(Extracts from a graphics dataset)
--------------------
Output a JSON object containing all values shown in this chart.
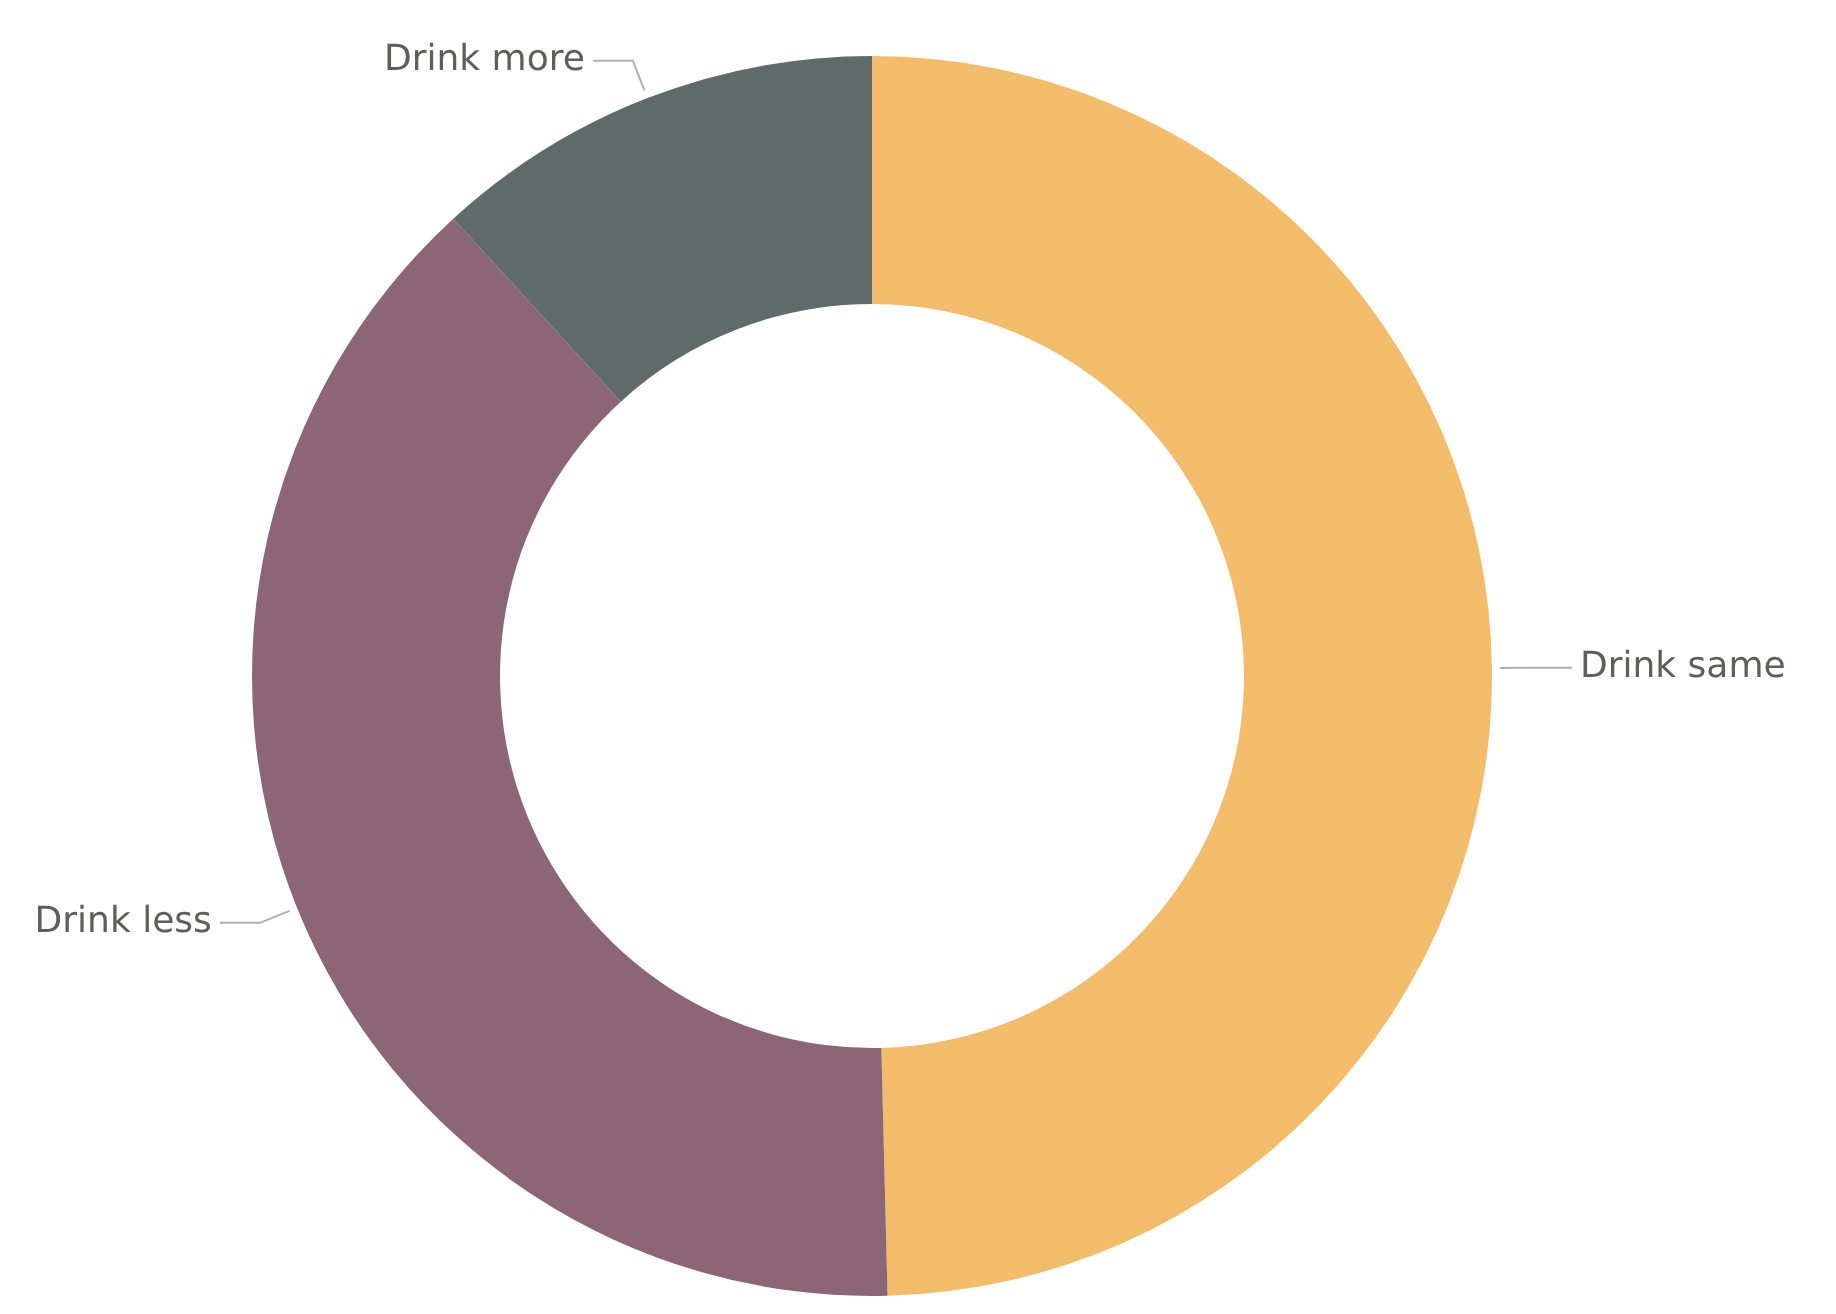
{
  "chart_data": {
    "type": "donut",
    "categories": [
      "Drink same",
      "Drink less",
      "Drink more"
    ],
    "values": [
      49.6,
      38.6,
      11.8
    ],
    "colors": [
      "#f2bc6a",
      "#8c6677",
      "#5f6a6a"
    ],
    "legend": false
  }
}
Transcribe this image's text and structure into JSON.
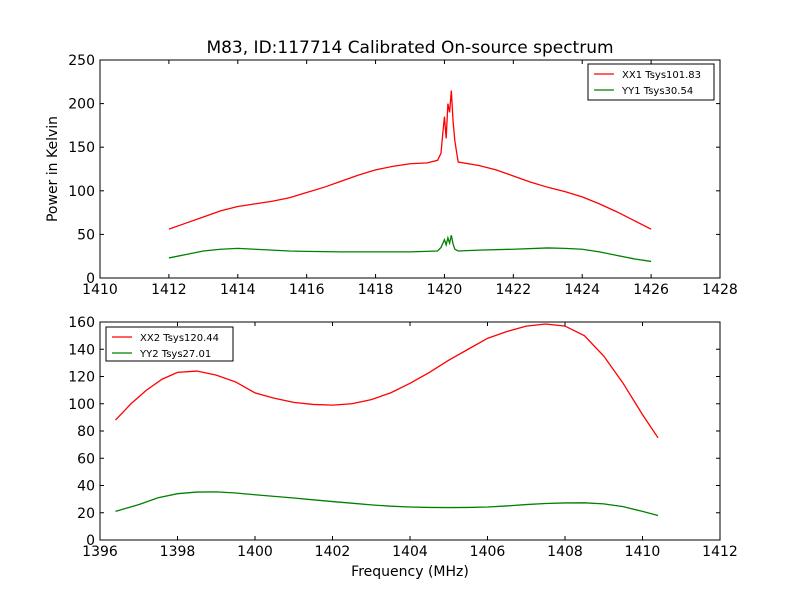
{
  "chart_data": [
    {
      "type": "line",
      "title": "M83, ID:117714 Calibrated On-source spectrum",
      "xlabel": "",
      "ylabel": "Power in Kelvin",
      "xlim": [
        1410,
        1428
      ],
      "ylim": [
        0,
        250
      ],
      "xticks": [
        1410,
        1412,
        1414,
        1416,
        1418,
        1420,
        1422,
        1424,
        1426,
        1428
      ],
      "yticks": [
        0,
        50,
        100,
        150,
        200,
        250
      ],
      "grid": false,
      "legend": "top-right",
      "series": [
        {
          "name": "XX1 Tsys101.83",
          "color": "#ff0000",
          "points": [
            [
              1412,
              56
            ],
            [
              1412.5,
              63
            ],
            [
              1413,
              70
            ],
            [
              1413.5,
              77
            ],
            [
              1414,
              82
            ],
            [
              1414.5,
              85
            ],
            [
              1415,
              88
            ],
            [
              1415.5,
              92
            ],
            [
              1416,
              98
            ],
            [
              1416.5,
              104
            ],
            [
              1417,
              111
            ],
            [
              1417.5,
              118
            ],
            [
              1418,
              124
            ],
            [
              1418.5,
              128
            ],
            [
              1419,
              131
            ],
            [
              1419.5,
              132
            ],
            [
              1419.8,
              135
            ],
            [
              1419.9,
              143
            ],
            [
              1419.95,
              165
            ],
            [
              1420.0,
              185
            ],
            [
              1420.05,
              160
            ],
            [
              1420.1,
              200
            ],
            [
              1420.15,
              190
            ],
            [
              1420.2,
              215
            ],
            [
              1420.25,
              180
            ],
            [
              1420.3,
              158
            ],
            [
              1420.35,
              145
            ],
            [
              1420.4,
              133
            ],
            [
              1421,
              129
            ],
            [
              1421.5,
              124
            ],
            [
              1422,
              117
            ],
            [
              1422.5,
              110
            ],
            [
              1423,
              104
            ],
            [
              1423.5,
              99
            ],
            [
              1424,
              93
            ],
            [
              1424.5,
              85
            ],
            [
              1425,
              76
            ],
            [
              1425.5,
              66
            ],
            [
              1426,
              56
            ]
          ]
        },
        {
          "name": "YY1 Tsys30.54",
          "color": "#008000",
          "points": [
            [
              1412,
              23
            ],
            [
              1412.5,
              27
            ],
            [
              1413,
              31
            ],
            [
              1413.5,
              33
            ],
            [
              1414,
              34
            ],
            [
              1414.5,
              33
            ],
            [
              1415,
              32
            ],
            [
              1415.5,
              31
            ],
            [
              1416,
              30.5
            ],
            [
              1417,
              30
            ],
            [
              1418,
              30
            ],
            [
              1419,
              30
            ],
            [
              1419.8,
              31
            ],
            [
              1419.9,
              35
            ],
            [
              1420.0,
              44
            ],
            [
              1420.05,
              38
            ],
            [
              1420.1,
              46
            ],
            [
              1420.15,
              40
            ],
            [
              1420.2,
              49
            ],
            [
              1420.25,
              39
            ],
            [
              1420.3,
              33
            ],
            [
              1420.4,
              31
            ],
            [
              1421,
              32
            ],
            [
              1422,
              33
            ],
            [
              1423,
              34.5
            ],
            [
              1423.5,
              34
            ],
            [
              1424,
              33
            ],
            [
              1424.5,
              30
            ],
            [
              1425,
              26
            ],
            [
              1425.5,
              22
            ],
            [
              1426,
              19
            ]
          ]
        }
      ]
    },
    {
      "type": "line",
      "title": "",
      "xlabel": "Frequency (MHz)",
      "ylabel": "",
      "xlim": [
        1396,
        1412
      ],
      "ylim": [
        0,
        160
      ],
      "xticks": [
        1396,
        1398,
        1400,
        1402,
        1404,
        1406,
        1408,
        1410,
        1412
      ],
      "yticks": [
        0,
        20,
        40,
        60,
        80,
        100,
        120,
        140,
        160
      ],
      "grid": false,
      "legend": "top-left",
      "series": [
        {
          "name": "XX2 Tsys120.44",
          "color": "#ff0000",
          "points": [
            [
              1396.4,
              88
            ],
            [
              1396.8,
              100
            ],
            [
              1397.2,
              110
            ],
            [
              1397.6,
              118
            ],
            [
              1398,
              123
            ],
            [
              1398.5,
              124
            ],
            [
              1399,
              121
            ],
            [
              1399.5,
              116
            ],
            [
              1400,
              108
            ],
            [
              1400.5,
              104
            ],
            [
              1401,
              101
            ],
            [
              1401.5,
              99.5
            ],
            [
              1402,
              99
            ],
            [
              1402.5,
              100
            ],
            [
              1403,
              103
            ],
            [
              1403.5,
              108
            ],
            [
              1404,
              115
            ],
            [
              1404.5,
              123
            ],
            [
              1405,
              132
            ],
            [
              1405.5,
              140
            ],
            [
              1406,
              148
            ],
            [
              1406.5,
              153
            ],
            [
              1407,
              157
            ],
            [
              1407.5,
              158.5
            ],
            [
              1408,
              157
            ],
            [
              1408.5,
              150
            ],
            [
              1409,
              135
            ],
            [
              1409.5,
              115
            ],
            [
              1410,
              92
            ],
            [
              1410.4,
              75
            ]
          ]
        },
        {
          "name": "YY2 Tsys27.01",
          "color": "#008000",
          "points": [
            [
              1396.4,
              21
            ],
            [
              1397,
              26
            ],
            [
              1397.5,
              31
            ],
            [
              1398,
              34
            ],
            [
              1398.5,
              35.2
            ],
            [
              1399,
              35.3
            ],
            [
              1399.5,
              34.5
            ],
            [
              1400,
              33.2
            ],
            [
              1400.5,
              32
            ],
            [
              1401,
              30.8
            ],
            [
              1401.5,
              29.5
            ],
            [
              1402,
              28.2
            ],
            [
              1402.5,
              27
            ],
            [
              1403,
              25.8
            ],
            [
              1403.5,
              24.8
            ],
            [
              1404,
              24.2
            ],
            [
              1404.5,
              23.9
            ],
            [
              1405,
              23.8
            ],
            [
              1405.5,
              23.9
            ],
            [
              1406,
              24.2
            ],
            [
              1406.5,
              25
            ],
            [
              1407,
              26
            ],
            [
              1407.5,
              26.8
            ],
            [
              1408,
              27.2
            ],
            [
              1408.5,
              27.3
            ],
            [
              1409,
              26.5
            ],
            [
              1409.5,
              24.5
            ],
            [
              1410,
              21
            ],
            [
              1410.4,
              18
            ]
          ]
        }
      ]
    }
  ]
}
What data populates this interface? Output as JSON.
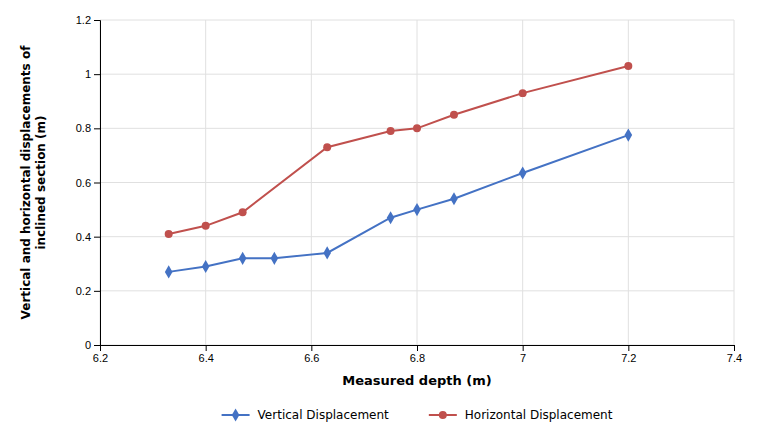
{
  "chart_data": {
    "type": "line",
    "xlabel": "Measured depth (m)",
    "ylabel": [
      "Vertical and horizontal displacements of",
      "inclined section (m)"
    ],
    "series": [
      {
        "name": "Vertical Displacement",
        "color": "#4472C4",
        "marker": "diamond",
        "line_style": "solid",
        "x": [
          6.33,
          6.4,
          6.47,
          6.53,
          6.63,
          6.75,
          6.8,
          6.87,
          7.0,
          7.2
        ],
        "values": [
          0.27,
          0.29,
          0.32,
          0.32,
          0.34,
          0.47,
          0.5,
          0.54,
          0.635,
          0.775
        ]
      },
      {
        "name": "Horizontal Displacement",
        "color": "#C0504D",
        "marker": "circle",
        "line_style": "solid",
        "x": [
          6.33,
          6.4,
          6.47,
          6.63,
          6.75,
          6.8,
          6.87,
          7.0,
          7.2
        ],
        "values": [
          0.41,
          0.44,
          0.49,
          0.73,
          0.79,
          0.8,
          0.85,
          0.93,
          1.03
        ]
      }
    ],
    "xlim": [
      6.2,
      7.4
    ],
    "ylim": [
      0,
      1.2
    ],
    "xticks": [
      6.2,
      6.4,
      6.6,
      6.8,
      7,
      7.2,
      7.4
    ],
    "yticks": [
      0,
      0.2,
      0.4,
      0.6,
      0.8,
      1,
      1.2
    ],
    "grid": true,
    "legend": "bottom"
  }
}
--------------------
Copy out the lines that hold "JSON".

Output a JSON object containing all values shown in this chart.
Transcribe this image's text and structure into JSON.
What data populates this interface? Output as JSON.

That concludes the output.